Set exercise ▸ Locate the line with "Decode this image" in the material. Copy that line and each one after it, through the last, exactly and with nothing else.

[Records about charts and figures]
::::::::

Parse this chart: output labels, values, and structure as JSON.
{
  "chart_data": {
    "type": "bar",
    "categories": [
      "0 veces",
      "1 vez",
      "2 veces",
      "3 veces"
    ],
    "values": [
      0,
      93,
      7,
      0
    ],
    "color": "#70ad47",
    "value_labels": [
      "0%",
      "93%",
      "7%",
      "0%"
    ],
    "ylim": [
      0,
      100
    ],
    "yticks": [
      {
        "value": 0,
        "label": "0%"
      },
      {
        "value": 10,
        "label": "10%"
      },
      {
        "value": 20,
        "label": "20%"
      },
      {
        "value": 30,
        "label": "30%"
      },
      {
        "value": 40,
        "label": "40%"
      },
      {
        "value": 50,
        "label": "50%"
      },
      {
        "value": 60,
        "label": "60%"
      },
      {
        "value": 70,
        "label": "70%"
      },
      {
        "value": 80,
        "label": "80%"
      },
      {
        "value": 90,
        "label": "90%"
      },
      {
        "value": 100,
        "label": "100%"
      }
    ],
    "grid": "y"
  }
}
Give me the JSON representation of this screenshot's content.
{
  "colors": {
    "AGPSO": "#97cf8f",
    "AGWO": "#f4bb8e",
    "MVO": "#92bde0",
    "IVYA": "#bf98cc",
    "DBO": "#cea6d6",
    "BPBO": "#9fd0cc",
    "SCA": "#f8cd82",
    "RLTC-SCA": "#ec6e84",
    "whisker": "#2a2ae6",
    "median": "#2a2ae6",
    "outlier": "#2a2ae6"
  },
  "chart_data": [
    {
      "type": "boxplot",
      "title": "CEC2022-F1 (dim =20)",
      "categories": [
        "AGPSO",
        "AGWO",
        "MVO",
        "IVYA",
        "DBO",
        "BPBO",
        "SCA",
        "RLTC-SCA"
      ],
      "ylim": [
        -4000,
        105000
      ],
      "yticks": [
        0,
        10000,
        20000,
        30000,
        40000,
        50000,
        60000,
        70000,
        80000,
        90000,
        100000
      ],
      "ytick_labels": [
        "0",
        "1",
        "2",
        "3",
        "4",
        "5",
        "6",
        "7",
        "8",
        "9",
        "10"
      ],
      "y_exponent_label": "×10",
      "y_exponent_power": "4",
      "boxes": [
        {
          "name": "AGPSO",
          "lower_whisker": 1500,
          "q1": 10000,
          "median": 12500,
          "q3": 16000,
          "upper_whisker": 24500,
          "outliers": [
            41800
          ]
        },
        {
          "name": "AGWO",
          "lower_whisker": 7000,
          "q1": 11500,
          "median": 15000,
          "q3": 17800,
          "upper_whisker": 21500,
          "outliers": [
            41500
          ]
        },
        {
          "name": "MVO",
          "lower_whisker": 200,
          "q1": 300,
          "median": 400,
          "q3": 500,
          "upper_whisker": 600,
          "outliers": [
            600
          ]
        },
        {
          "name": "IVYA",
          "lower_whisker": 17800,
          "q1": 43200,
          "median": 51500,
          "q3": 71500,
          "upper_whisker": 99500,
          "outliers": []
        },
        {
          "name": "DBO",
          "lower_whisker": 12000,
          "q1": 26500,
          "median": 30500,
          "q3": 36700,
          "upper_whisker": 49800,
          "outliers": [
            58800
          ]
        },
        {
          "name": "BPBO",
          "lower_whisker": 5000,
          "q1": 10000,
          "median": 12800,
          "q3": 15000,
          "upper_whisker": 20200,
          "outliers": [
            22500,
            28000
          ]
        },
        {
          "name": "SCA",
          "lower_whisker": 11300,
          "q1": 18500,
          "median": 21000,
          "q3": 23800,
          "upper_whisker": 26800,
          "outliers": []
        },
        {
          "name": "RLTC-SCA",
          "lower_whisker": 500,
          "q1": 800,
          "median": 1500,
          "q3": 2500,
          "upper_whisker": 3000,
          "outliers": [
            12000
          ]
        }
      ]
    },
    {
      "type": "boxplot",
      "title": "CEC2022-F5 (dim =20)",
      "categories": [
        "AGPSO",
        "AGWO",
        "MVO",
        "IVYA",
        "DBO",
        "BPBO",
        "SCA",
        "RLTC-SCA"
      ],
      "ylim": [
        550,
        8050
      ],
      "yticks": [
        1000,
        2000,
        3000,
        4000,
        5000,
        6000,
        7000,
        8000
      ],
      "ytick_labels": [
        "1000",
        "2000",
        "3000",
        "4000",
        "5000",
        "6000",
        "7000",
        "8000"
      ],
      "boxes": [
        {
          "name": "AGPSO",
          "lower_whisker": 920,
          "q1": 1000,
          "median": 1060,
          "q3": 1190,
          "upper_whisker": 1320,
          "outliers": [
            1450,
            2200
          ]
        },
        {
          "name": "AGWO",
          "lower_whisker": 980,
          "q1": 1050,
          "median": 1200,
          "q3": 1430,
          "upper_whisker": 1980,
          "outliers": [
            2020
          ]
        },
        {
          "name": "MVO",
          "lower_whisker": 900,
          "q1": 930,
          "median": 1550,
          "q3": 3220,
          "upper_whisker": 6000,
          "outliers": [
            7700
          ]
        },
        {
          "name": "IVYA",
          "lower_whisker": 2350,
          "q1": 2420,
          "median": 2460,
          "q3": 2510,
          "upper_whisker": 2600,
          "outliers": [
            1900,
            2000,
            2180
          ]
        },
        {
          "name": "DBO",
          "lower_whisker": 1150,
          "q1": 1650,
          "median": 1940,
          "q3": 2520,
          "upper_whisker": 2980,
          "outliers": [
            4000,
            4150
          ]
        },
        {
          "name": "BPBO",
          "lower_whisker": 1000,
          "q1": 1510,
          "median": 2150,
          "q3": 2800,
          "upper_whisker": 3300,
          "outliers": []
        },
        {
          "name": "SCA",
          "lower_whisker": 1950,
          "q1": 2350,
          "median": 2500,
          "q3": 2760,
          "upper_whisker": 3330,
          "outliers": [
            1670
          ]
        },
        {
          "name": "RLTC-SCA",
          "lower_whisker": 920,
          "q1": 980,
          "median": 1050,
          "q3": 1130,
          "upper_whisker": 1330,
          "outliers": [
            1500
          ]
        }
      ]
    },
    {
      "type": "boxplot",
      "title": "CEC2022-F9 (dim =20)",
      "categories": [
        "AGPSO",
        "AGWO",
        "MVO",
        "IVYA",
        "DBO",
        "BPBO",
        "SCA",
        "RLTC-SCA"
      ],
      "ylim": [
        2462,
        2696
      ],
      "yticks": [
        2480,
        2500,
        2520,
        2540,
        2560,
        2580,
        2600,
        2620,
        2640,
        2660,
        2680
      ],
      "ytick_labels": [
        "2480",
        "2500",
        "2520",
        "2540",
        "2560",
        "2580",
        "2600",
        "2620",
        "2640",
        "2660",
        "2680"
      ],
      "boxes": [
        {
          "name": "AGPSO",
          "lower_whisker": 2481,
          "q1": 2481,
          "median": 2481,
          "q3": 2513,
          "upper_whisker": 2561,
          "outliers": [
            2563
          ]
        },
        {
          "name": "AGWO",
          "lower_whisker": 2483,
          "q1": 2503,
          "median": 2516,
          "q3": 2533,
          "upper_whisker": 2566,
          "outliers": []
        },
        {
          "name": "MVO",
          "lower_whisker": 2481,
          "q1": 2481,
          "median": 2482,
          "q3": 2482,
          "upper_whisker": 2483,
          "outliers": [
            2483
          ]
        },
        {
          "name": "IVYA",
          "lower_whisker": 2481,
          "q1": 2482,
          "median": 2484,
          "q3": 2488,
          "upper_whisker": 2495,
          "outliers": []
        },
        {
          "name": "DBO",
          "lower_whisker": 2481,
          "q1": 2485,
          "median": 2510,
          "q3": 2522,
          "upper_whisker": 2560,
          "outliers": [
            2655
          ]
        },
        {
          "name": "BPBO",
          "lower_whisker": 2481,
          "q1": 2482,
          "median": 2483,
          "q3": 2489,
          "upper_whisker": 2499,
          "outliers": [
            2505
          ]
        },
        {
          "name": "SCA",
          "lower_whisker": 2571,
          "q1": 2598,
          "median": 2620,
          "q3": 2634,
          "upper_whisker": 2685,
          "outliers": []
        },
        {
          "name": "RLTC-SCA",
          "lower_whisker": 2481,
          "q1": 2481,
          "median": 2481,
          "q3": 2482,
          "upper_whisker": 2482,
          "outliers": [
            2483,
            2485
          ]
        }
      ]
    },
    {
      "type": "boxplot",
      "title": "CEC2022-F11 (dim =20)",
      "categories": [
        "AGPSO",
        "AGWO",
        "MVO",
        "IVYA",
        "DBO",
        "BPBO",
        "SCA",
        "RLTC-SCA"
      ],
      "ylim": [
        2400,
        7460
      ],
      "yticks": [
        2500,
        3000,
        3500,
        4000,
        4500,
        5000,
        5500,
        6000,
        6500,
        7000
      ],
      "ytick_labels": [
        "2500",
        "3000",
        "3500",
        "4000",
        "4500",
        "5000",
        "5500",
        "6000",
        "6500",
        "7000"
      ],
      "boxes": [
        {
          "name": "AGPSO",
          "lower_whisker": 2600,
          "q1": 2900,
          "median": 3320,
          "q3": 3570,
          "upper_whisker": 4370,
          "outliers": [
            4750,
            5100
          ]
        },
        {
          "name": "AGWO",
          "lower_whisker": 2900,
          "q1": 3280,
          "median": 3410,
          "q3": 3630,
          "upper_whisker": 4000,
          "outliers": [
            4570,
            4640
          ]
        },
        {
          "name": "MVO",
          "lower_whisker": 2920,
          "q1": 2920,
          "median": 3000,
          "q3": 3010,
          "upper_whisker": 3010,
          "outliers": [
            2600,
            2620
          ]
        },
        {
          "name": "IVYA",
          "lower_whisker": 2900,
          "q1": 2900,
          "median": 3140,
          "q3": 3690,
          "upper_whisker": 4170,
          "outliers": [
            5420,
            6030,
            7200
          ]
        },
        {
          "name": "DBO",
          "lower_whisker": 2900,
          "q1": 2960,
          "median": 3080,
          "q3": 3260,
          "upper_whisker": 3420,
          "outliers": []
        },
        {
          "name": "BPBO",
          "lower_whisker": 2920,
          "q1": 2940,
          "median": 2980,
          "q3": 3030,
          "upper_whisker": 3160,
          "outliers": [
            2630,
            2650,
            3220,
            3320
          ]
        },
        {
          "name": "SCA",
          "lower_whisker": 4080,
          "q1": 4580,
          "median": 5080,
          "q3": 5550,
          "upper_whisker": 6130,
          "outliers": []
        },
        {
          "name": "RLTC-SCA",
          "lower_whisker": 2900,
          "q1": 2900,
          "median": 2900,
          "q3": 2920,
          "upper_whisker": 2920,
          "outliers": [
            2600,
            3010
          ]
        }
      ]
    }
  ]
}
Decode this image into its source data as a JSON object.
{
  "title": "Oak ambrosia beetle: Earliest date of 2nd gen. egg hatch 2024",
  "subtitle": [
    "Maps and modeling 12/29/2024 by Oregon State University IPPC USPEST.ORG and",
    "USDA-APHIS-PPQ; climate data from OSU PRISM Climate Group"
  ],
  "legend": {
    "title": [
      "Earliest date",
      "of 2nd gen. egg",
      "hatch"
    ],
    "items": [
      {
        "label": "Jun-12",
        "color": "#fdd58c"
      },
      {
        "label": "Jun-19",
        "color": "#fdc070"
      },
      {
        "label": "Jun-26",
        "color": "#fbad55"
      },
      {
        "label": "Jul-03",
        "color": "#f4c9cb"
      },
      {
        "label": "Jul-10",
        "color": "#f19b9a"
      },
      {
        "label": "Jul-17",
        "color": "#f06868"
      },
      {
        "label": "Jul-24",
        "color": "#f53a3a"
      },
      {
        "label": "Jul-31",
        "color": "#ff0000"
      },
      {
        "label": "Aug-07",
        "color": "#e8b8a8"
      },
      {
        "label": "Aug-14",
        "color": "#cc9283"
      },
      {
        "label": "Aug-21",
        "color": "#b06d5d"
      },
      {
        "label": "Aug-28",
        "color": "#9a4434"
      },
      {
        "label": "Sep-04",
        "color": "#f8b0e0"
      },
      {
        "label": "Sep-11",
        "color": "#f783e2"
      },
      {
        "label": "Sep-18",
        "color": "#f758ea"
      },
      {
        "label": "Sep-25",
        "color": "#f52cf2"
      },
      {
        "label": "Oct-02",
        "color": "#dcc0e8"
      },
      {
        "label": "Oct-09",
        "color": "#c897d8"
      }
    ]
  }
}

::::::::

Solution to the exercise ▸
Decode this image into its source data as a JSON object.
{
  "title": "Oak ambrosia beetle: Earliest date of 2nd gen. egg hatch 2024",
  "subtitle": [
    "Maps and modeling 12/29/2024 by Oregon State University IPPC USPEST.ORG and",
    "USDA-APHIS-PPQ; climate data from OSU PRISM Climate Group"
  ],
  "legend": {
    "title": [
      "Earliest date",
      "of 2nd gen. egg",
      "hatch"
    ],
    "items": [
      {
        "label": "Jun-12",
        "color": "#fdd58c"
      },
      {
        "label": "Jun-19",
        "color": "#fdc070"
      },
      {
        "label": "Jun-26",
        "color": "#fbad55"
      },
      {
        "label": "Jul-03",
        "color": "#f4c9cb"
      },
      {
        "label": "Jul-10",
        "color": "#f19b9a"
      },
      {
        "label": "Jul-17",
        "color": "#f06868"
      },
      {
        "label": "Jul-24",
        "color": "#f53a3a"
      },
      {
        "label": "Jul-31",
        "color": "#ff0000"
      },
      {
        "label": "Aug-07",
        "color": "#e8b8a8"
      },
      {
        "label": "Aug-14",
        "color": "#cc9283"
      },
      {
        "label": "Aug-21",
        "color": "#b06d5d"
      },
      {
        "label": "Aug-28",
        "color": "#9a4434"
      },
      {
        "label": "Sep-04",
        "color": "#f8b0e0"
      },
      {
        "label": "Sep-11",
        "color": "#f783e2"
      },
      {
        "label": "Sep-18",
        "color": "#f758ea"
      },
      {
        "label": "Sep-25",
        "color": "#f52cf2"
      },
      {
        "label": "Oct-02",
        "color": "#dcc0e8"
      },
      {
        "label": "Oct-09",
        "color": "#c897d8"
      }
    ]
  }
}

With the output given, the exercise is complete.